● TASK DATA
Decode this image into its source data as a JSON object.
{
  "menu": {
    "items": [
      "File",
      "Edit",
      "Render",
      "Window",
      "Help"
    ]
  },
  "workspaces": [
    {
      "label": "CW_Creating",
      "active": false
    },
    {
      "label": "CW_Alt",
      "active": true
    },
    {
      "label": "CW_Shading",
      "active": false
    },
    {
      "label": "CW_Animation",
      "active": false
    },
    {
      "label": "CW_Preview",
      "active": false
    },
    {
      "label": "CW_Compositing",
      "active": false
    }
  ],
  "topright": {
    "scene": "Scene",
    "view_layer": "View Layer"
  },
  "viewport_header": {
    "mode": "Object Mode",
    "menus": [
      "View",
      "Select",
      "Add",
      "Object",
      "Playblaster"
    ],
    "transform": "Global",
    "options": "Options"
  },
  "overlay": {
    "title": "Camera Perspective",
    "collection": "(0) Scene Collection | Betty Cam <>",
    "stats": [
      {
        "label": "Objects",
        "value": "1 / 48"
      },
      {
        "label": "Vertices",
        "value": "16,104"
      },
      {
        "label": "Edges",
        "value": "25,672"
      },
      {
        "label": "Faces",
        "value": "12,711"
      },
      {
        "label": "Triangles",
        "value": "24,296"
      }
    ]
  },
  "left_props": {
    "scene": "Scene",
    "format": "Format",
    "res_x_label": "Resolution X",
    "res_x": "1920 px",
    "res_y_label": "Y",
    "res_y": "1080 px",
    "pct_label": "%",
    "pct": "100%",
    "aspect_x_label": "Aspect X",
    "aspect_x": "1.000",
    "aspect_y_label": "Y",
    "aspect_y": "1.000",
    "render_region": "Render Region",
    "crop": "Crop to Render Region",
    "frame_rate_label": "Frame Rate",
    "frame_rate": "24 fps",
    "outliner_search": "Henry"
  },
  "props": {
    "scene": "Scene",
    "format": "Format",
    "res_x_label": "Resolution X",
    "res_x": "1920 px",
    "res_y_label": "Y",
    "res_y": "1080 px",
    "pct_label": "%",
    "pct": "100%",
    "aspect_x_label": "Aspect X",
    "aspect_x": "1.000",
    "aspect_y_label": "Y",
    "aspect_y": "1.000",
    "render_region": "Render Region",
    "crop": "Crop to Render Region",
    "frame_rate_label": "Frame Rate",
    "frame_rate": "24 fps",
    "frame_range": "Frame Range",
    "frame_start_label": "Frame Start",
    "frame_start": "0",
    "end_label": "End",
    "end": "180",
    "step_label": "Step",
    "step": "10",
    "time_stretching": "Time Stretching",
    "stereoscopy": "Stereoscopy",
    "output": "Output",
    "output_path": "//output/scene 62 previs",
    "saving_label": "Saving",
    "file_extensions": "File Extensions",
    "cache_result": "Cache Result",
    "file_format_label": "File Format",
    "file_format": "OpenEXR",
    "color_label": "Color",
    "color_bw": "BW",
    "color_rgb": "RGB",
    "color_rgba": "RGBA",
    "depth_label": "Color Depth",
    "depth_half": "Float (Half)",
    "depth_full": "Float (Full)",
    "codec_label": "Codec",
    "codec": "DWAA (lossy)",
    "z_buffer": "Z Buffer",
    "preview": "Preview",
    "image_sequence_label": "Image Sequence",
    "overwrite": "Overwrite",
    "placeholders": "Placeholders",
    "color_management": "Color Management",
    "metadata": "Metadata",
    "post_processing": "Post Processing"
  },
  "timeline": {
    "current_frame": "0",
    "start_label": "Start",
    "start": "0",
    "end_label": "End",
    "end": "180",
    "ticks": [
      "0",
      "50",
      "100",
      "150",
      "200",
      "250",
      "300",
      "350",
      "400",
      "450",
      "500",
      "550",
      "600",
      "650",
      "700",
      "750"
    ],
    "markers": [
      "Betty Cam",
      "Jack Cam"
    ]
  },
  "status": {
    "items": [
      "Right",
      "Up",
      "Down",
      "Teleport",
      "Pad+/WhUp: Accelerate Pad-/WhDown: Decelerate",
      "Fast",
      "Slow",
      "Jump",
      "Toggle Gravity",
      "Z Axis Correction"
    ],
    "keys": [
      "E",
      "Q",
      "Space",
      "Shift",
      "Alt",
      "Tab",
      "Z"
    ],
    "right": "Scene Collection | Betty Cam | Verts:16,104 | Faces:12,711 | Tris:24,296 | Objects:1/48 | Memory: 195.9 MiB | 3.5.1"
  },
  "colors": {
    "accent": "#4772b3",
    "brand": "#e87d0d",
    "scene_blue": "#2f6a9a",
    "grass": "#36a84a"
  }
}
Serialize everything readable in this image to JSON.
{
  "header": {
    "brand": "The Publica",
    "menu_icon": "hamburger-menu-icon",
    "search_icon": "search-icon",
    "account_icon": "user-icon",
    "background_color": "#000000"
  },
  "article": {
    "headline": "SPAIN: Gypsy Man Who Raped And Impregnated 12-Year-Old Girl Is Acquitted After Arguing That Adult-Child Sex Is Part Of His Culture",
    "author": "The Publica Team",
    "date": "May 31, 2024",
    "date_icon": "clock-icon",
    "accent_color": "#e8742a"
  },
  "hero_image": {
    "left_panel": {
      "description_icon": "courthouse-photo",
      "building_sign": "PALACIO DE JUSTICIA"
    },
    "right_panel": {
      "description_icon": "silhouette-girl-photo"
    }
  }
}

● TASK GOAL
Copy out exactly the lines from the line with "Serialize everything readable" to the end of the listing, including both of those lines, and give nothing else.

● EXERCISE OUTPUT
Serialize everything readable in this image to JSON.
{
  "header": {
    "brand": "The Publica",
    "menu_icon": "hamburger-menu-icon",
    "search_icon": "search-icon",
    "account_icon": "user-icon",
    "background_color": "#000000"
  },
  "article": {
    "headline": "SPAIN: Gypsy Man Who Raped And Impregnated 12-Year-Old Girl Is Acquitted After Arguing That Adult-Child Sex Is Part Of His Culture",
    "author": "The Publica Team",
    "date": "May 31, 2024",
    "date_icon": "clock-icon",
    "accent_color": "#e8742a"
  },
  "hero_image": {
    "left_panel": {
      "description_icon": "courthouse-photo",
      "building_sign": "PALACIO DE JUSTICIA"
    },
    "right_panel": {
      "description_icon": "silhouette-girl-photo"
    }
  }
}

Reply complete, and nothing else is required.